• Instructions for the task: Reproduce each line of the items below word for word, with every name and its four coordinates unchanged.

• Task material:
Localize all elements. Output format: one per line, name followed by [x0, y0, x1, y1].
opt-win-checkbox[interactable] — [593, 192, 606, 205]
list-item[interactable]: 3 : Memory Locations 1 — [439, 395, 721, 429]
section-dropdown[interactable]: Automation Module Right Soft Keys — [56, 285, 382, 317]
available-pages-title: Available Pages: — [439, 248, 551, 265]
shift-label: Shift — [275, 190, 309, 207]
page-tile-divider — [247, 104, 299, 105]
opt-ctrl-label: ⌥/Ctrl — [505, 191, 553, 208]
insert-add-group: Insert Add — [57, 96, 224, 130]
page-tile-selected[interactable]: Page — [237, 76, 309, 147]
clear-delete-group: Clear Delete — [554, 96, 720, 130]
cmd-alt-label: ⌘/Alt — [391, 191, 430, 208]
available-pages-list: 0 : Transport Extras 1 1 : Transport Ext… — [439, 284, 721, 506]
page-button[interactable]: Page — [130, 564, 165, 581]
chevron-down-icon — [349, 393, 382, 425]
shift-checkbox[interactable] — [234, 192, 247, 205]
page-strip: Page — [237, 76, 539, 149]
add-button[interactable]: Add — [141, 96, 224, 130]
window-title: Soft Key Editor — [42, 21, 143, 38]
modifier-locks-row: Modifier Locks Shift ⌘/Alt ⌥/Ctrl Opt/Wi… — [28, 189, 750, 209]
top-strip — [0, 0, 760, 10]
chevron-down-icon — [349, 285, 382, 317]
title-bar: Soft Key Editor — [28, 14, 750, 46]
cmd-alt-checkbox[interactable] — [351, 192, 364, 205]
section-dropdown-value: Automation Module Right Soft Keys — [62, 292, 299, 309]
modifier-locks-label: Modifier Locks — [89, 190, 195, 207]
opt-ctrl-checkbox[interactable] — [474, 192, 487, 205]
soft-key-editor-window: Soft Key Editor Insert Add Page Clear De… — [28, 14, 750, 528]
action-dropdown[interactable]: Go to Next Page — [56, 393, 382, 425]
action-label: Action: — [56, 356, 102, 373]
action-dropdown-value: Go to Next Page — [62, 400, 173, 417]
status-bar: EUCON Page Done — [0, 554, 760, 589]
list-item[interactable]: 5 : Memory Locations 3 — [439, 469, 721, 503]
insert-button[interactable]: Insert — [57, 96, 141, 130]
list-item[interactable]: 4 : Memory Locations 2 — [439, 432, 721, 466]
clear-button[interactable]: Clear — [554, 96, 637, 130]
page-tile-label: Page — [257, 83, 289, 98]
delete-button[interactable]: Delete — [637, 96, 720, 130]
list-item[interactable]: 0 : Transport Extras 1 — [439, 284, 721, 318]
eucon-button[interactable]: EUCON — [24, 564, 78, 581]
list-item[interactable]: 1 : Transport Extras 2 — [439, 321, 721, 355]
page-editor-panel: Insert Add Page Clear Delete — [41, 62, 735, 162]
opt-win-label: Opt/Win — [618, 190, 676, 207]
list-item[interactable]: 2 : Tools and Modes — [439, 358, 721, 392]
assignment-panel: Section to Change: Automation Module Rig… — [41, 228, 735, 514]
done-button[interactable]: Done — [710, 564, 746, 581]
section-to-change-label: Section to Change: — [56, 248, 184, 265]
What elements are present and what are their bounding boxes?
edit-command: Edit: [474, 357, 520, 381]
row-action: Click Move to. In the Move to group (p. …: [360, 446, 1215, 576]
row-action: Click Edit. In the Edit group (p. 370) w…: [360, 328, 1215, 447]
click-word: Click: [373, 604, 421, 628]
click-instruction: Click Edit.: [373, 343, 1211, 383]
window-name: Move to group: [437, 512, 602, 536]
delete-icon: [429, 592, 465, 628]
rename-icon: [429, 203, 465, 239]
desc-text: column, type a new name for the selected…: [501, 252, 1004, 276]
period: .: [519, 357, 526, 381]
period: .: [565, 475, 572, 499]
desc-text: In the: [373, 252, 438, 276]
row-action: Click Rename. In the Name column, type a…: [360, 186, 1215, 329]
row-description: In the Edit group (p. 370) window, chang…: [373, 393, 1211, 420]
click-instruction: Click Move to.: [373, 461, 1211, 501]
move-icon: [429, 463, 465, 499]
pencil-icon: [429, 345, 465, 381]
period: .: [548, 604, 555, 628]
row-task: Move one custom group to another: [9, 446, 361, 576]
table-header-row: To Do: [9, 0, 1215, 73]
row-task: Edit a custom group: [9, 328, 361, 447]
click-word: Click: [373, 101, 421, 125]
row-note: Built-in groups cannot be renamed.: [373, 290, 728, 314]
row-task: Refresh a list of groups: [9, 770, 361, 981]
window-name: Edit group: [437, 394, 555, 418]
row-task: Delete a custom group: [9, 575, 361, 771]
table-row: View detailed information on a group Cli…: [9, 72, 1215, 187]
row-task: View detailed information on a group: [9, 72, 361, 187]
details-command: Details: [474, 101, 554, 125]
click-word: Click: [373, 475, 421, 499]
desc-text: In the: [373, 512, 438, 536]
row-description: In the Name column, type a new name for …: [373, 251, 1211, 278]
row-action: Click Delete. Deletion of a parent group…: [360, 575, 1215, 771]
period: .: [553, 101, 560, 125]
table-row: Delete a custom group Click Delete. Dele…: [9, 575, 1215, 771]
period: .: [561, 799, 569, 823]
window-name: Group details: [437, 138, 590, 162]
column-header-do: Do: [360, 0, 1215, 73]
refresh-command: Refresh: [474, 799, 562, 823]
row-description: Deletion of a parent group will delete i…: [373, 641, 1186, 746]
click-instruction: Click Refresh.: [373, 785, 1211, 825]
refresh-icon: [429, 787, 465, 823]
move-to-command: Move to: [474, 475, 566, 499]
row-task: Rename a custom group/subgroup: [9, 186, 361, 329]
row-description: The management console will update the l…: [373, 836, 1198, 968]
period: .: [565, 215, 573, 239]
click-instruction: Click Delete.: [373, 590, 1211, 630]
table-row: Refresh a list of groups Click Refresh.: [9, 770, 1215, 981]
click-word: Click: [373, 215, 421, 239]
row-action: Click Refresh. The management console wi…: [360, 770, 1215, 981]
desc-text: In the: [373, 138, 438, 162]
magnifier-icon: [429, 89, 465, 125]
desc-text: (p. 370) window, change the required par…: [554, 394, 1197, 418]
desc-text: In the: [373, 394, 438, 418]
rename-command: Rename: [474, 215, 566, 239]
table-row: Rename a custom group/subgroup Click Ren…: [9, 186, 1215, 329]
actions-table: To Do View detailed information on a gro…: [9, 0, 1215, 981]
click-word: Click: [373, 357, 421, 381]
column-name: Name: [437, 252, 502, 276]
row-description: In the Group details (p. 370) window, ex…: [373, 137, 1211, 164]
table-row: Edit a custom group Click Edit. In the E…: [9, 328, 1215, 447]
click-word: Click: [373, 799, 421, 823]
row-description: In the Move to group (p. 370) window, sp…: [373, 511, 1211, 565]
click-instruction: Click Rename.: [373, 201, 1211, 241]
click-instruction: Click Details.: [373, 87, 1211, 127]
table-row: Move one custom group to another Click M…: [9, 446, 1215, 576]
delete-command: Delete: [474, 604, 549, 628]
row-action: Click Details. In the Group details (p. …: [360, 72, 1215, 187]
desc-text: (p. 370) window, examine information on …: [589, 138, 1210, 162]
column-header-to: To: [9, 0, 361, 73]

• Expected answer:
Localize all elements. Output format: one per line, name followed by [x0, y0, x1, y1].
opt-win-checkbox[interactable] — [593, 192, 606, 205]
list-item[interactable]: 3 : Memory Locations 1 — [439, 395, 721, 429]
section-dropdown[interactable]: Automation Module Right Soft Keys — [56, 285, 382, 317]
available-pages-title: Available Pages: — [439, 248, 551, 265]
shift-label: Shift — [275, 190, 309, 207]
page-tile-divider — [247, 104, 299, 105]
opt-ctrl-label: ⌥/Ctrl — [505, 191, 553, 208]
insert-add-group: Insert Add — [57, 96, 224, 130]
page-tile-selected[interactable]: Page — [237, 76, 309, 147]
clear-delete-group: Clear Delete — [554, 96, 720, 130]
cmd-alt-label: ⌘/Alt — [391, 191, 430, 208]
available-pages-list: 0 : Transport Extras 1 1 : Transport Ext… — [439, 284, 721, 506]
page-button[interactable]: Page — [130, 564, 165, 581]
chevron-down-icon — [349, 393, 382, 425]
shift-checkbox[interactable] — [234, 192, 247, 205]
page-strip: Page — [237, 76, 539, 149]
add-button[interactable]: Add — [141, 96, 224, 130]
window-title: Soft Key Editor — [42, 21, 143, 38]
modifier-locks-row: Modifier Locks Shift ⌘/Alt ⌥/Ctrl Opt/Wi… — [28, 189, 750, 209]
top-strip — [0, 0, 760, 10]
chevron-down-icon — [349, 285, 382, 317]
title-bar: Soft Key Editor — [28, 14, 750, 46]
cmd-alt-checkbox[interactable] — [351, 192, 364, 205]
section-dropdown-value: Automation Module Right Soft Keys — [62, 292, 299, 309]
modifier-locks-label: Modifier Locks — [89, 190, 195, 207]
opt-ctrl-checkbox[interactable] — [474, 192, 487, 205]
soft-key-editor-window: Soft Key Editor Insert Add Page Clear De… — [28, 14, 750, 528]
action-dropdown[interactable]: Go to Next Page — [56, 393, 382, 425]
action-label: Action: — [56, 356, 102, 373]
action-dropdown-value: Go to Next Page — [62, 400, 173, 417]
status-bar: EUCON Page Done — [0, 554, 760, 589]
list-item[interactable]: 5 : Memory Locations 3 — [439, 469, 721, 503]
insert-button[interactable]: Insert — [57, 96, 141, 130]
list-item[interactable]: 4 : Memory Locations 2 — [439, 432, 721, 466]
clear-button[interactable]: Clear — [554, 96, 637, 130]
page-tile-label: Page — [257, 83, 289, 98]
delete-button[interactable]: Delete — [637, 96, 720, 130]
list-item[interactable]: 0 : Transport Extras 1 — [439, 284, 721, 318]
eucon-button[interactable]: EUCON — [24, 564, 78, 581]
list-item[interactable]: 1 : Transport Extras 2 — [439, 321, 721, 355]
page-editor-panel: Insert Add Page Clear Delete — [41, 62, 735, 162]
opt-win-label: Opt/Win — [618, 190, 676, 207]
list-item[interactable]: 2 : Tools and Modes — [439, 358, 721, 392]
assignment-panel: Section to Change: Automation Module Rig… — [41, 228, 735, 514]
done-button[interactable]: Done — [710, 564, 746, 581]
section-to-change-label: Section to Change: — [56, 248, 184, 265]
What elements are present and what are their bounding boxes?
edit-command: Edit: [474, 357, 520, 381]
row-action: Click Move to. In the Move to group (p. …: [360, 446, 1215, 576]
row-action: Click Edit. In the Edit group (p. 370) w…: [360, 328, 1215, 447]
click-word: Click: [373, 604, 421, 628]
click-instruction: Click Edit.: [373, 343, 1211, 383]
window-name: Move to group: [437, 512, 602, 536]
delete-icon: [429, 592, 465, 628]
rename-icon: [429, 203, 465, 239]
desc-text: column, type a new name for the selected…: [501, 252, 1004, 276]
period: .: [519, 357, 526, 381]
period: .: [565, 475, 572, 499]
desc-text: In the: [373, 252, 438, 276]
row-action: Click Rename. In the Name column, type a…: [360, 186, 1215, 329]
row-description: In the Edit group (p. 370) window, chang…: [373, 393, 1211, 420]
click-instruction: Click Move to.: [373, 461, 1211, 501]
move-icon: [429, 463, 465, 499]
pencil-icon: [429, 345, 465, 381]
period: .: [548, 604, 555, 628]
row-task: Move one custom group to another: [9, 446, 361, 576]
table-header-row: To Do: [9, 0, 1215, 73]
row-task: Edit a custom group: [9, 328, 361, 447]
click-word: Click: [373, 101, 421, 125]
row-note: Built-in groups cannot be renamed.: [373, 290, 728, 314]
row-task: Refresh a list of groups: [9, 770, 361, 981]
window-name: Edit group: [437, 394, 555, 418]
row-task: Delete a custom group: [9, 575, 361, 771]
table-row: View detailed information on a group Cli…: [9, 72, 1215, 187]
row-task: View detailed information on a group: [9, 72, 361, 187]
details-command: Details: [474, 101, 554, 125]
click-word: Click: [373, 475, 421, 499]
desc-text: In the: [373, 512, 438, 536]
row-description: In the Name column, type a new name for …: [373, 251, 1211, 278]
row-action: Click Delete. Deletion of a parent group…: [360, 575, 1215, 771]
period: .: [553, 101, 560, 125]
table-row: Delete a custom group Click Delete. Dele…: [9, 575, 1215, 771]
period: .: [561, 799, 569, 823]
window-name: Group details: [437, 138, 590, 162]
column-header-do: Do: [360, 0, 1215, 73]
refresh-command: Refresh: [474, 799, 562, 823]
row-description: Deletion of a parent group will delete i…: [373, 641, 1186, 746]
click-instruction: Click Refresh.: [373, 785, 1211, 825]
refresh-icon: [429, 787, 465, 823]
move-to-command: Move to: [474, 475, 566, 499]
row-task: Rename a custom group/subgroup: [9, 186, 361, 329]
row-description: The management console will update the l…: [373, 836, 1198, 968]
period: .: [565, 215, 573, 239]
click-instruction: Click Delete.: [373, 590, 1211, 630]
table-row: Refresh a list of groups Click Refresh.: [9, 770, 1215, 981]
click-word: Click: [373, 215, 421, 239]
row-action: Click Refresh. The management console wi…: [360, 770, 1215, 981]
desc-text: In the: [373, 138, 438, 162]
magnifier-icon: [429, 89, 465, 125]
desc-text: (p. 370) window, change the required par…: [554, 394, 1197, 418]
desc-text: In the: [373, 394, 438, 418]
rename-command: Rename: [474, 215, 566, 239]
table-row: Rename a custom group/subgroup Click Ren…: [9, 186, 1215, 329]
actions-table: To Do View detailed information on a gro…: [9, 0, 1215, 981]
click-word: Click: [373, 357, 421, 381]
column-name: Name: [437, 252, 502, 276]
row-description: In the Group details (p. 370) window, ex…: [373, 137, 1211, 164]
table-row: Edit a custom group Click Edit. In the E…: [9, 328, 1215, 447]
click-word: Click: [373, 799, 421, 823]
row-description: In the Move to group (p. 370) window, sp…: [373, 511, 1211, 565]
click-instruction: Click Rename.: [373, 201, 1211, 241]
click-instruction: Click Details.: [373, 87, 1211, 127]
table-row: Move one custom group to another Click M…: [9, 446, 1215, 576]
delete-command: Delete: [474, 604, 549, 628]
row-action: Click Details. In the Group details (p. …: [360, 72, 1215, 187]
desc-text: (p. 370) window, examine information on …: [589, 138, 1210, 162]
column-header-to: To: [9, 0, 361, 73]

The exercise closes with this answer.